Dataset records on visual material
"""

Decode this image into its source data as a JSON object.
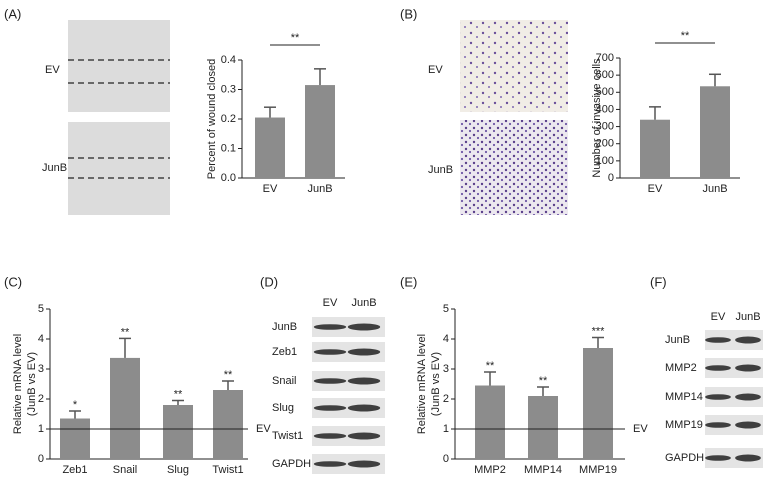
{
  "panels": [
    "(A)",
    "(B)",
    "(C)",
    "(D)",
    "(E)",
    "(F)"
  ],
  "wound_images": {
    "rows": [
      "EV",
      "JunB"
    ]
  },
  "invasion_images": {
    "rows": [
      "EV",
      "JunB"
    ]
  },
  "chart_data": [
    {
      "type": "bar",
      "ylabel": [
        "Percent of wound closed"
      ],
      "categories": [
        "EV",
        "JunB"
      ],
      "values": [
        0.205,
        0.315
      ],
      "errors": [
        0.035,
        0.055
      ],
      "color": "#8c8c8c",
      "ylim": [
        0,
        0.4
      ],
      "yticks": [
        {
          "value": 0,
          "label": "0.0"
        },
        0.1,
        0.2,
        0.3,
        0.4
      ],
      "comparison": {
        "label": "**"
      }
    },
    {
      "type": "bar",
      "ylabel": [
        "Number of invasive cells"
      ],
      "categories": [
        "EV",
        "JunB"
      ],
      "values": [
        340,
        535
      ],
      "errors": [
        75,
        70
      ],
      "color": "#8c8c8c",
      "ylim": [
        0,
        700
      ],
      "yticks": [
        0,
        100,
        200,
        300,
        400,
        500,
        600,
        700
      ],
      "comparison": {
        "label": "**"
      }
    },
    {
      "type": "bar",
      "ylabel": [
        "Relative mRNA level",
        "(JunB vs EV)"
      ],
      "categories": [
        "Zeb1",
        "Snail",
        "Slug",
        "Twist1"
      ],
      "values": [
        1.35,
        3.37,
        1.8,
        2.3
      ],
      "errors": [
        0.25,
        0.65,
        0.15,
        0.3
      ],
      "color": "#8c8c8c",
      "ylim": [
        0,
        5
      ],
      "yticks": [
        0,
        1,
        2,
        3,
        4,
        5
      ],
      "annotations": [
        "*",
        "**",
        "**",
        "**"
      ],
      "reference_line": {
        "value": 1,
        "label": "EV"
      }
    },
    {
      "type": "bar",
      "ylabel": [
        "Relative mRNA level",
        "(JunB vs EV)"
      ],
      "categories": [
        "MMP2",
        "MMP14",
        "MMP19"
      ],
      "values": [
        2.45,
        2.1,
        3.7
      ],
      "errors": [
        0.45,
        0.3,
        0.35
      ],
      "color": "#8c8c8c",
      "ylim": [
        0,
        5
      ],
      "yticks": [
        0,
        1,
        2,
        3,
        4,
        5
      ],
      "annotations": [
        "**",
        "**",
        "***"
      ],
      "reference_line": {
        "value": 1,
        "label": "EV"
      }
    }
  ],
  "blots": [
    {
      "lanes": [
        "EV",
        "JunB"
      ],
      "rows": [
        "JunB",
        "Zeb1",
        "Snail",
        "Slug",
        "Twist1",
        "GAPDH"
      ]
    },
    {
      "lanes": [
        "EV",
        "JunB"
      ],
      "rows": [
        "JunB",
        "MMP2",
        "MMP14",
        "MMP19",
        "GAPDH"
      ]
    }
  ]
}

"""

◆ **About this task**:
Render the records above word for word and leave the pictures out.

◆ **Reply to the task**:
Decode this image into its source data as a JSON object.
{
  "panels": [
    "(A)",
    "(B)",
    "(C)",
    "(D)",
    "(E)",
    "(F)"
  ],
  "wound_images": {
    "rows": [
      "EV",
      "JunB"
    ]
  },
  "invasion_images": {
    "rows": [
      "EV",
      "JunB"
    ]
  },
  "chart_data": [
    {
      "type": "bar",
      "ylabel": [
        "Percent of wound closed"
      ],
      "categories": [
        "EV",
        "JunB"
      ],
      "values": [
        0.205,
        0.315
      ],
      "errors": [
        0.035,
        0.055
      ],
      "color": "#8c8c8c",
      "ylim": [
        0,
        0.4
      ],
      "yticks": [
        {
          "value": 0,
          "label": "0.0"
        },
        0.1,
        0.2,
        0.3,
        0.4
      ],
      "comparison": {
        "label": "**"
      }
    },
    {
      "type": "bar",
      "ylabel": [
        "Number of invasive cells"
      ],
      "categories": [
        "EV",
        "JunB"
      ],
      "values": [
        340,
        535
      ],
      "errors": [
        75,
        70
      ],
      "color": "#8c8c8c",
      "ylim": [
        0,
        700
      ],
      "yticks": [
        0,
        100,
        200,
        300,
        400,
        500,
        600,
        700
      ],
      "comparison": {
        "label": "**"
      }
    },
    {
      "type": "bar",
      "ylabel": [
        "Relative mRNA level",
        "(JunB vs EV)"
      ],
      "categories": [
        "Zeb1",
        "Snail",
        "Slug",
        "Twist1"
      ],
      "values": [
        1.35,
        3.37,
        1.8,
        2.3
      ],
      "errors": [
        0.25,
        0.65,
        0.15,
        0.3
      ],
      "color": "#8c8c8c",
      "ylim": [
        0,
        5
      ],
      "yticks": [
        0,
        1,
        2,
        3,
        4,
        5
      ],
      "annotations": [
        "*",
        "**",
        "**",
        "**"
      ],
      "reference_line": {
        "value": 1,
        "label": "EV"
      }
    },
    {
      "type": "bar",
      "ylabel": [
        "Relative mRNA level",
        "(JunB vs EV)"
      ],
      "categories": [
        "MMP2",
        "MMP14",
        "MMP19"
      ],
      "values": [
        2.45,
        2.1,
        3.7
      ],
      "errors": [
        0.45,
        0.3,
        0.35
      ],
      "color": "#8c8c8c",
      "ylim": [
        0,
        5
      ],
      "yticks": [
        0,
        1,
        2,
        3,
        4,
        5
      ],
      "annotations": [
        "**",
        "**",
        "***"
      ],
      "reference_line": {
        "value": 1,
        "label": "EV"
      }
    }
  ],
  "blots": [
    {
      "lanes": [
        "EV",
        "JunB"
      ],
      "rows": [
        "JunB",
        "Zeb1",
        "Snail",
        "Slug",
        "Twist1",
        "GAPDH"
      ]
    },
    {
      "lanes": [
        "EV",
        "JunB"
      ],
      "rows": [
        "JunB",
        "MMP2",
        "MMP14",
        "MMP19",
        "GAPDH"
      ]
    }
  ]
}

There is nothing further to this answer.